### TASK BRIEF
For this exercise, repeat all of the material verbatim apart from its images.

### PROVIDED MATERIAL
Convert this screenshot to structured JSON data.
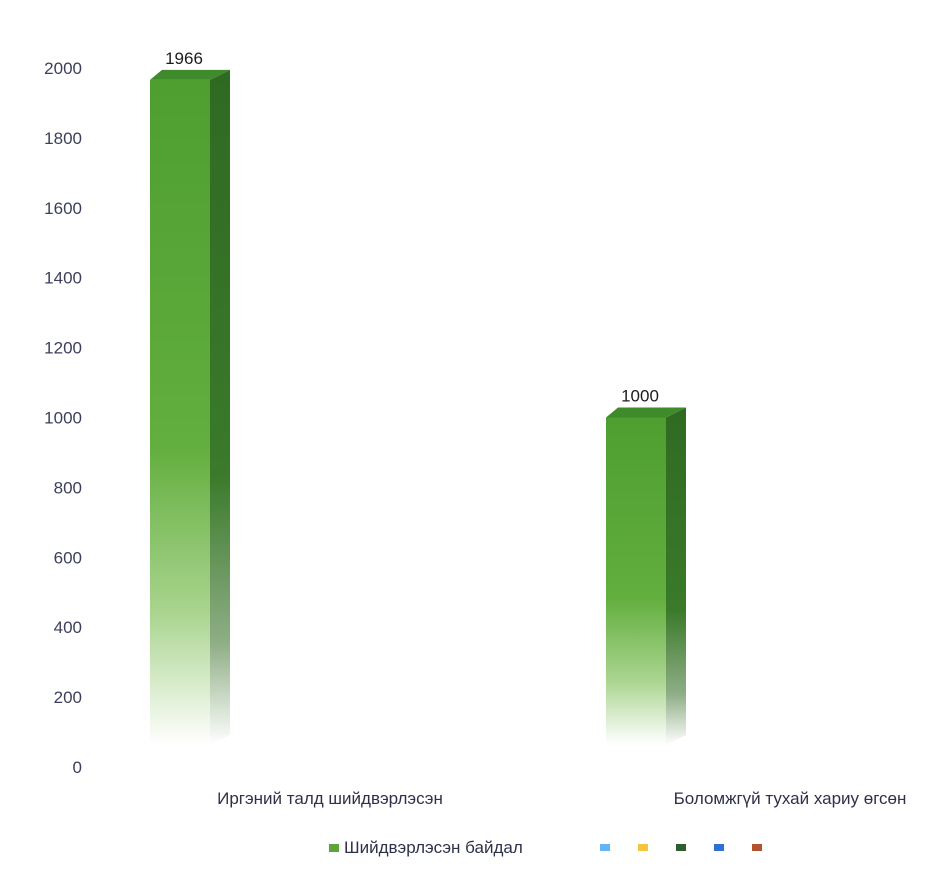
{
  "chart_data": {
    "type": "bar",
    "style": "3d-column",
    "categories": [
      "Иргэний талд шийдвэрлэсэн",
      "Боломжгүй тухай хариу өгсөн"
    ],
    "series": [
      {
        "name": "Шийдвэрлэсэн байдал",
        "values": [
          1966,
          1000
        ],
        "color": "#5aa63a"
      }
    ],
    "data_labels": [
      "1966",
      "1000"
    ],
    "yticks": [
      0,
      200,
      400,
      600,
      800,
      1000,
      1200,
      1400,
      1600,
      1800,
      2000
    ],
    "ylim": [
      0,
      2000
    ],
    "grid": false,
    "legend_position": "bottom",
    "legend_extra_swatches": [
      "#64b5f6",
      "#f5c542",
      "#2f5d2f",
      "#2f6fd6",
      "#b5522e"
    ]
  }
}
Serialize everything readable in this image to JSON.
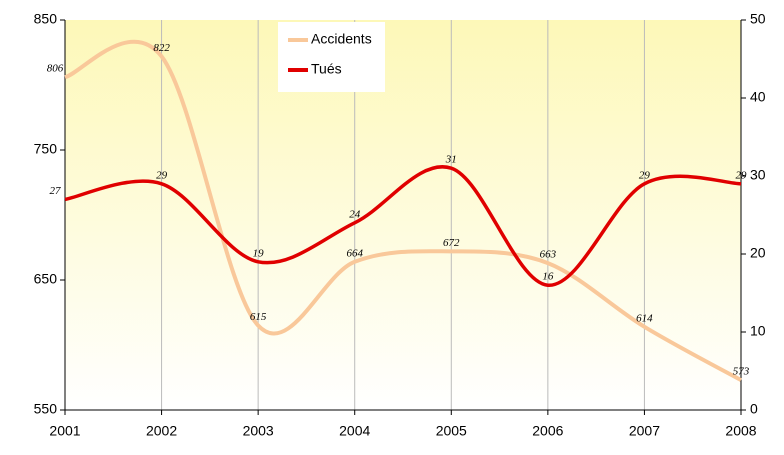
{
  "chart_data": {
    "type": "line",
    "x": [
      2001,
      2002,
      2003,
      2004,
      2005,
      2006,
      2007,
      2008
    ],
    "xlim": [
      2001,
      2008
    ],
    "xticks": [
      2001,
      2002,
      2003,
      2004,
      2005,
      2006,
      2007,
      2008
    ],
    "ylim": [
      550,
      850
    ],
    "yticks": [
      550,
      650,
      750,
      850
    ],
    "y2lim": [
      0,
      50
    ],
    "y2ticks": [
      0,
      10,
      20,
      30,
      40,
      50
    ],
    "grid": true,
    "smooth": true,
    "series": [
      {
        "name": "Accidents",
        "color": "#f9c89a",
        "values": [
          806,
          822,
          615,
          664,
          672,
          663,
          614,
          573
        ]
      },
      {
        "name": "Tués",
        "color": "#e00000",
        "axis": "y2",
        "values": [
          27,
          29,
          19,
          24,
          31,
          16,
          29,
          29
        ]
      }
    ]
  }
}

### RESPONSE TO THE EXERCISE
Convert this screenshot to structured JSON data.
{
  "chart_data": {
    "type": "bar",
    "style": "3d-column",
    "categories": [
      "Иргэний талд шийдвэрлэсэн",
      "Боломжгүй тухай хариу өгсөн"
    ],
    "series": [
      {
        "name": "Шийдвэрлэсэн байдал",
        "values": [
          1966,
          1000
        ],
        "color": "#5aa63a"
      }
    ],
    "data_labels": [
      "1966",
      "1000"
    ],
    "yticks": [
      0,
      200,
      400,
      600,
      800,
      1000,
      1200,
      1400,
      1600,
      1800,
      2000
    ],
    "ylim": [
      0,
      2000
    ],
    "grid": false,
    "legend_position": "bottom",
    "legend_extra_swatches": [
      "#64b5f6",
      "#f5c542",
      "#2f5d2f",
      "#2f6fd6",
      "#b5522e"
    ]
  }
}
Serialize everything readable in this image to JSON.
{
  "chart_data": {
    "type": "line",
    "x": [
      2001,
      2002,
      2003,
      2004,
      2005,
      2006,
      2007,
      2008
    ],
    "xlim": [
      2001,
      2008
    ],
    "xticks": [
      2001,
      2002,
      2003,
      2004,
      2005,
      2006,
      2007,
      2008
    ],
    "ylim": [
      550,
      850
    ],
    "yticks": [
      550,
      650,
      750,
      850
    ],
    "y2lim": [
      0,
      50
    ],
    "y2ticks": [
      0,
      10,
      20,
      30,
      40,
      50
    ],
    "grid": true,
    "smooth": true,
    "series": [
      {
        "name": "Accidents",
        "color": "#f9c89a",
        "values": [
          806,
          822,
          615,
          664,
          672,
          663,
          614,
          573
        ]
      },
      {
        "name": "Tués",
        "color": "#e00000",
        "axis": "y2",
        "values": [
          27,
          29,
          19,
          24,
          31,
          16,
          29,
          29
        ]
      }
    ]
  }
}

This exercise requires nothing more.